Keep only the lines that hold the string "chirurgicala", filtering out the rest of the entries below.

^^^^^^^^

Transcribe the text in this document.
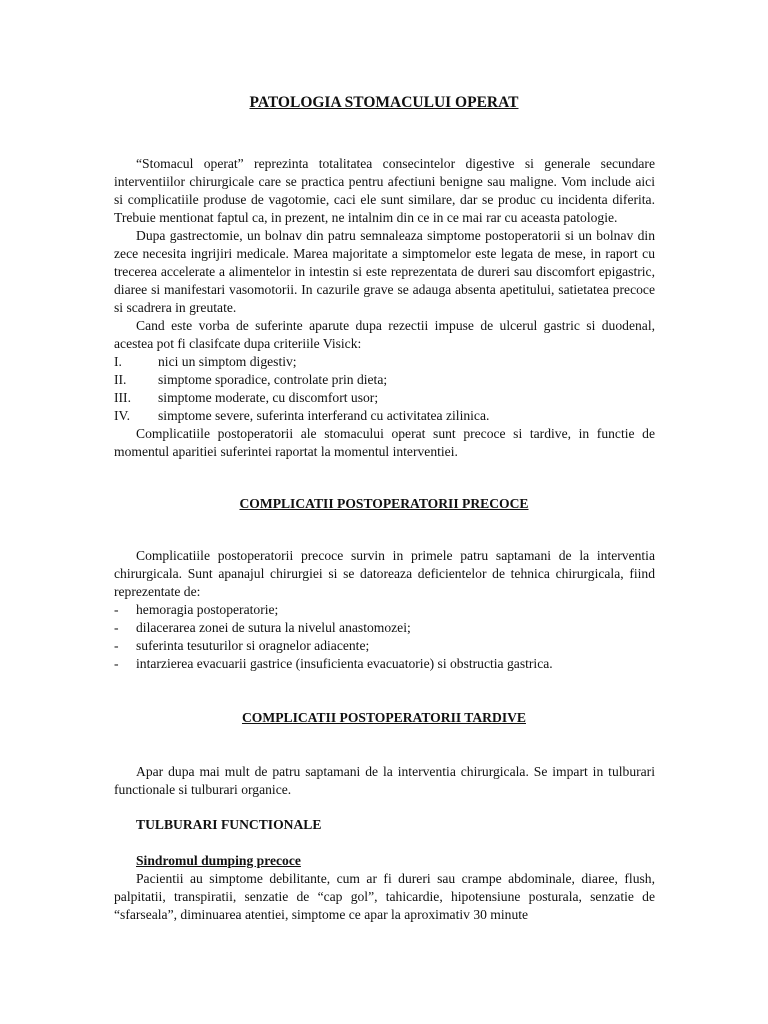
PATOLOGIA STOMACULUI OPERAT

“Stomacul operat” reprezinta totalitatea consecintelor digestive si generale secundare interventiilor chirurgicale care se practica pentru afectiuni benigne sau maligne. Vom include aici si complicatiile produse de vagotomie, caci ele sunt similare, dar se produc cu incidenta diferita. Trebuie mentionat faptul ca, in prezent, ne intalnim din ce in ce mai rar cu aceasta patologie.

Dupa gastrectomie, un bolnav din patru semnaleaza simptome postoperatorii si un bolnav din zece necesita ingrijiri medicale. Marea majoritate a simptomelor este legata de mese, in raport cu trecerea accelerate a alimentelor in intestin si este reprezentata de dureri sau discomfort epigastric, diaree si manifestari vasomotorii. In cazurile grave se adauga absenta apetitului, satietatea precoce si scadrera in greutate.

Cand este vorba de suferinte aparute dupa rezectii impuse de ulcerul gastric si duodenal, acestea pot fi clasifcate dupa criteriile Visick:

I.	nici un simptom digestiv;
II.	simptome sporadice, controlate prin dieta;
III.	simptome moderate, cu discomfort usor;
IV.	simptome severe, suferinta interferand cu activitatea zilinica.

Complicatiile postoperatorii ale stomacului operat sunt precoce si tardive, in functie de momentul aparitiei suferintei raportat la momentul interventiei.

COMPLICATII POSTOPERATORII PRECOCE

Complicatiile postoperatorii precoce survin in primele patru saptamani de la interventia chirurgicala. Sunt apanajul chirurgiei si se datoreaza deficientelor de tehnica chirurgicala, fiind reprezentate de:

-	hemoragia postoperatorie;
-	dilacerarea zonei de sutura la nivelul anastomozei;
-	suferinta tesuturilor si oragnelor adiacente;
-	intarzierea evacuarii gastrice (insuficienta evacuatorie) si obstructia gastrica.
COMPLICATII POSTOPERATORII TARDIVE

Apar dupa mai mult de patru saptamani de la interventia chirurgicala. Se impart in tulburari functionale si tulburari organice.

TULBURARI FUNCTIONALE
Sindromul dumping precoce

Pacientii au simptome debilitante, cum ar fi dureri sau crampe abdominale, diaree, flush, palpitatii, transpiratii, senzatie de “cap gol”, tahicardie, hipotensiune posturala, senzatie de “sfarseala”, diminuarea atentiei, simptome ce apar la aproximativ 30 minute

^^^^^^^^

## Task answer
Complicatiile postoperatorii precoce survin in primele patru saptamani de la interventia chirurgicala. Sunt apanajul chirurgiei si se datoreaza deficientelor de tehnica chirurgicala, fiind reprezentate de:
Apar dupa mai mult de patru saptamani de la interventia chirurgicala. Se impart in tulburari functionale si tulburari organice.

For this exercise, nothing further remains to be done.